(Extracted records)
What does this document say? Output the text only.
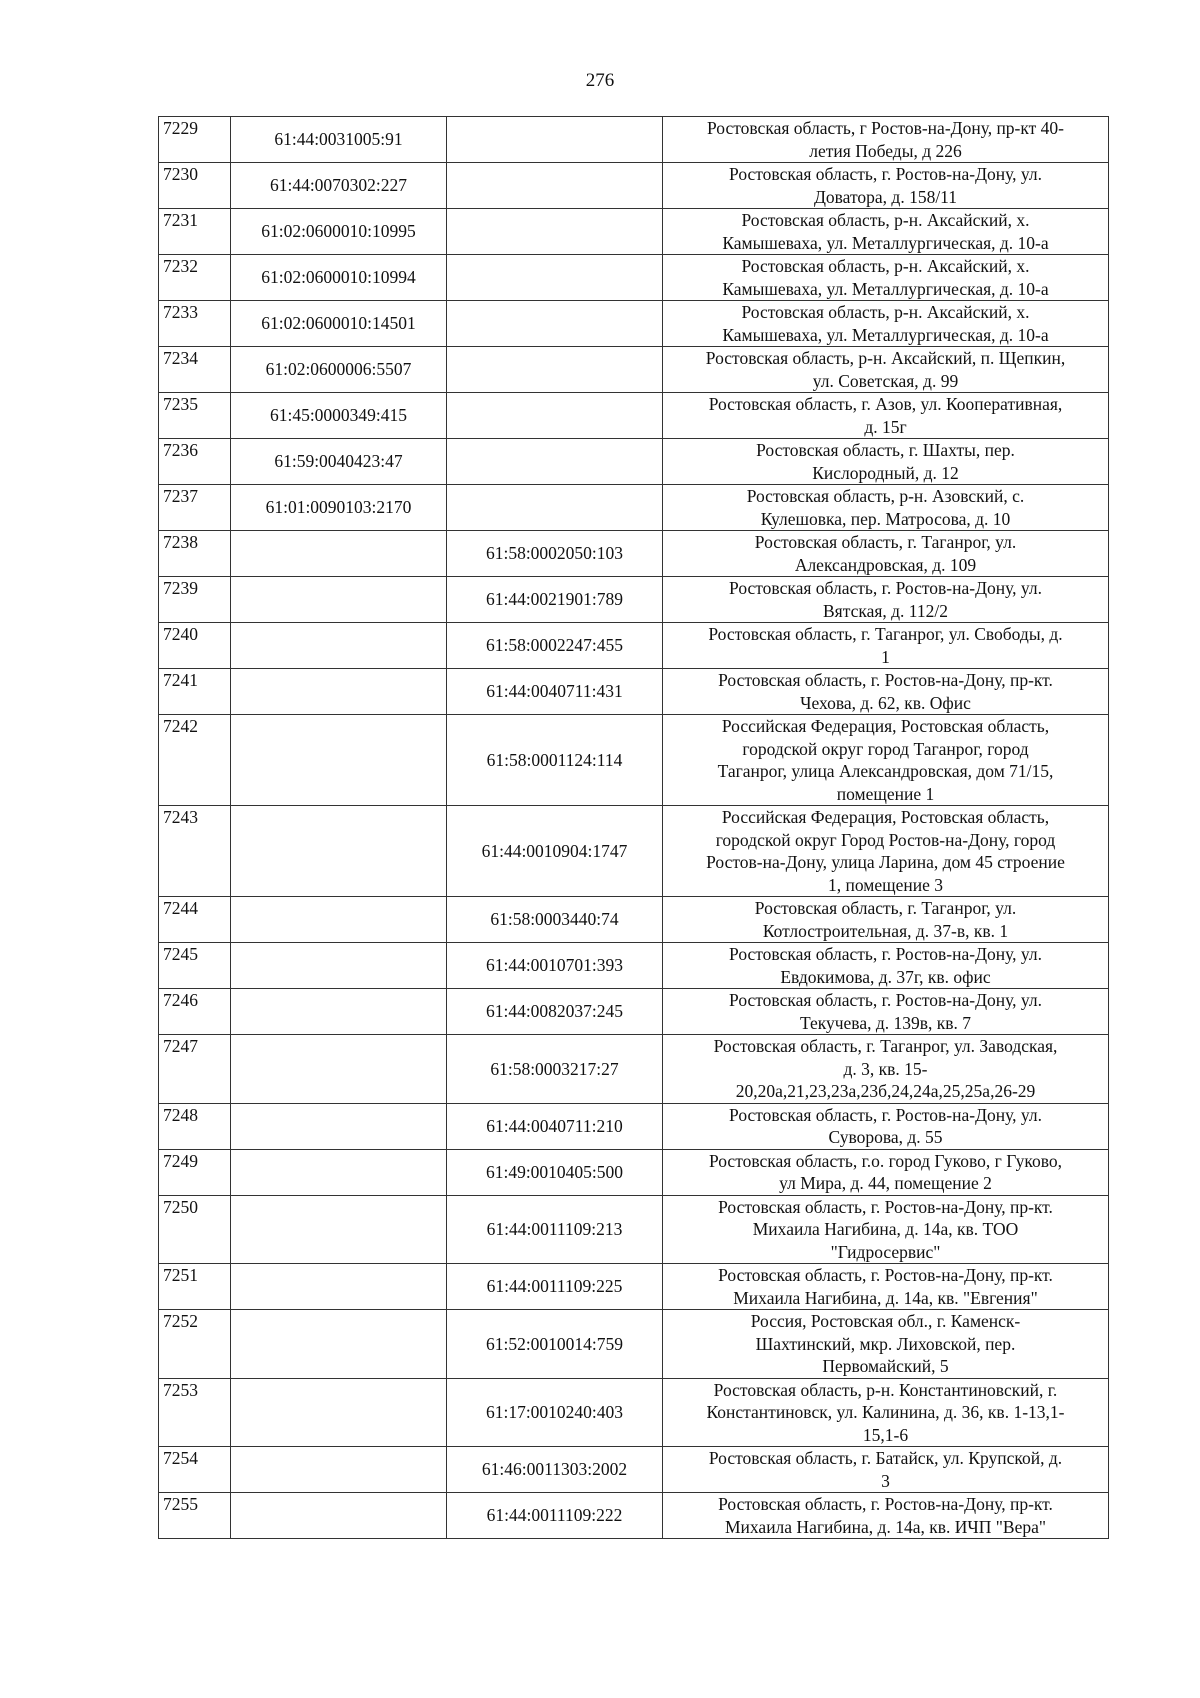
276
7229	61:44:0031005:91		Ростовская область, г Ростов-на-Дону, пр-кт 40-
летия Победы, д 226

7230	61:44:0070302:227		Ростовская область, г. Ростов-на-Дону, ул.
Доватора, д. 158/11

7231	61:02:0600010:10995		Ростовская область, р-н. Аксайский, х.
Камышеваха, ул. Металлургическая, д. 10-а

7232	61:02:0600010:10994		Ростовская область, р-н. Аксайский, х.
Камышеваха, ул. Металлургическая, д. 10-а

7233	61:02:0600010:14501		Ростовская область, р-н. Аксайский, х.
Камышеваха, ул. Металлургическая, д. 10-а

7234	61:02:0600006:5507		Ростовская область, р-н. Аксайский, п. Щепкин,
ул. Советская, д. 99

7235	61:45:0000349:415		Ростовская область, г. Азов, ул. Кооперативная,
д. 15г

7236	61:59:0040423:47		Ростовская область, г. Шахты, пер.
Кислородный, д. 12

7237	61:01:0090103:2170		Ростовская область, р-н. Азовский, с.
Кулешовка, пер. Матросова, д. 10

7238		61:58:0002050:103	Ростовская область, г. Таганрог, ул.
Александровская, д. 109

7239		61:44:0021901:789	Ростовская область, г. Ростов-на-Дону, ул.
Вятская, д. 112/2

7240		61:58:0002247:455	Ростовская область, г. Таганрог, ул. Свободы, д.
1

7241		61:44:0040711:431	Ростовская область, г. Ростов-на-Дону, пр-кт.
Чехова, д. 62, кв. Офис

7242		61:58:0001124:114	Российская Федерация, Ростовская область,
городской округ город Таганрог, город
Таганрог, улица Александровская, дом 71/15,
помещение 1

7243		61:44:0010904:1747	Российская Федерация, Ростовская область,
городской округ Город Ростов-на-Дону, город
Ростов-на-Дону, улица Ларина, дом 45 строение
1, помещение 3

7244		61:58:0003440:74	Ростовская область, г. Таганрог, ул.
Котлостроительная, д. 37-в, кв. 1

7245		61:44:0010701:393	Ростовская область, г. Ростов-на-Дону, ул.
Евдокимова, д. 37г, кв. офис

7246		61:44:0082037:245	Ростовская область, г. Ростов-на-Дону, ул.
Текучева, д. 139в, кв. 7

7247		61:58:0003217:27	Ростовская область, г. Таганрог, ул. Заводская,
д. 3, кв. 15-
20,20а,21,23,23а,23б,24,24а,25,25а,26-29

7248		61:44:0040711:210	Ростовская область, г. Ростов-на-Дону, ул.
Суворова, д. 55

7249		61:49:0010405:500	Ростовская область, г.о. город Гуково, г Гуково,
ул Мира, д. 44, помещение 2

7250		61:44:0011109:213	Ростовская область, г. Ростов-на-Дону, пр-кт.
Михаила Нагибина, д. 14а, кв. ТОО
"Гидросервис"

7251		61:44:0011109:225	Ростовская область, г. Ростов-на-Дону, пр-кт.
Михаила Нагибина, д. 14а, кв. "Евгения"

7252		61:52:0010014:759	Россия, Ростовская обл., г. Каменск-
Шахтинский, мкр. Лиховской, пер.
Первомайский, 5

7253		61:17:0010240:403	Ростовская область, р-н. Константиновский, г.
Константиновск, ул. Калинина, д. 36, кв. 1-13,1-
15,1-6

7254		61:46:0011303:2002	Ростовская область, г. Батайск, ул. Крупской, д.
3

7255		61:44:0011109:222	Ростовская область, г. Ростов-на-Дону, пр-кт.
Михаила Нагибина, д. 14а, кв. ИЧП "Вера"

Your task: Copy the material above exactly and drop the pictures.

Correct output:
What does this document say? Output the text only.
276
7229	61:44:0031005:91		Ростовская область, г Ростов-на-Дону, пр-кт 40-
летия Победы, д 226

7230	61:44:0070302:227		Ростовская область, г. Ростов-на-Дону, ул.
Доватора, д. 158/11

7231	61:02:0600010:10995		Ростовская область, р-н. Аксайский, х.
Камышеваха, ул. Металлургическая, д. 10-а

7232	61:02:0600010:10994		Ростовская область, р-н. Аксайский, х.
Камышеваха, ул. Металлургическая, д. 10-а

7233	61:02:0600010:14501		Ростовская область, р-н. Аксайский, х.
Камышеваха, ул. Металлургическая, д. 10-а

7234	61:02:0600006:5507		Ростовская область, р-н. Аксайский, п. Щепкин,
ул. Советская, д. 99

7235	61:45:0000349:415		Ростовская область, г. Азов, ул. Кооперативная,
д. 15г

7236	61:59:0040423:47		Ростовская область, г. Шахты, пер.
Кислородный, д. 12

7237	61:01:0090103:2170		Ростовская область, р-н. Азовский, с.
Кулешовка, пер. Матросова, д. 10

7238		61:58:0002050:103	Ростовская область, г. Таганрог, ул.
Александровская, д. 109

7239		61:44:0021901:789	Ростовская область, г. Ростов-на-Дону, ул.
Вятская, д. 112/2

7240		61:58:0002247:455	Ростовская область, г. Таганрог, ул. Свободы, д.
1

7241		61:44:0040711:431	Ростовская область, г. Ростов-на-Дону, пр-кт.
Чехова, д. 62, кв. Офис

7242		61:58:0001124:114	Российская Федерация, Ростовская область,
городской округ город Таганрог, город
Таганрог, улица Александровская, дом 71/15,
помещение 1

7243		61:44:0010904:1747	Российская Федерация, Ростовская область,
городской округ Город Ростов-на-Дону, город
Ростов-на-Дону, улица Ларина, дом 45 строение
1, помещение 3

7244		61:58:0003440:74	Ростовская область, г. Таганрог, ул.
Котлостроительная, д. 37-в, кв. 1

7245		61:44:0010701:393	Ростовская область, г. Ростов-на-Дону, ул.
Евдокимова, д. 37г, кв. офис

7246		61:44:0082037:245	Ростовская область, г. Ростов-на-Дону, ул.
Текучева, д. 139в, кв. 7

7247		61:58:0003217:27	Ростовская область, г. Таганрог, ул. Заводская,
д. 3, кв. 15-
20,20а,21,23,23а,23б,24,24а,25,25а,26-29

7248		61:44:0040711:210	Ростовская область, г. Ростов-на-Дону, ул.
Суворова, д. 55

7249		61:49:0010405:500	Ростовская область, г.о. город Гуково, г Гуково,
ул Мира, д. 44, помещение 2

7250		61:44:0011109:213	Ростовская область, г. Ростов-на-Дону, пр-кт.
Михаила Нагибина, д. 14а, кв. ТОО
"Гидросервис"

7251		61:44:0011109:225	Ростовская область, г. Ростов-на-Дону, пр-кт.
Михаила Нагибина, д. 14а, кв. "Евгения"

7252		61:52:0010014:759	Россия, Ростовская обл., г. Каменск-
Шахтинский, мкр. Лиховской, пер.
Первомайский, 5

7253		61:17:0010240:403	Ростовская область, р-н. Константиновский, г.
Константиновск, ул. Калинина, д. 36, кв. 1-13,1-
15,1-6

7254		61:46:0011303:2002	Ростовская область, г. Батайск, ул. Крупской, д.
3

7255		61:44:0011109:222	Ростовская область, г. Ростов-на-Дону, пр-кт.
Михаила Нагибина, д. 14а, кв. ИЧП "Вера"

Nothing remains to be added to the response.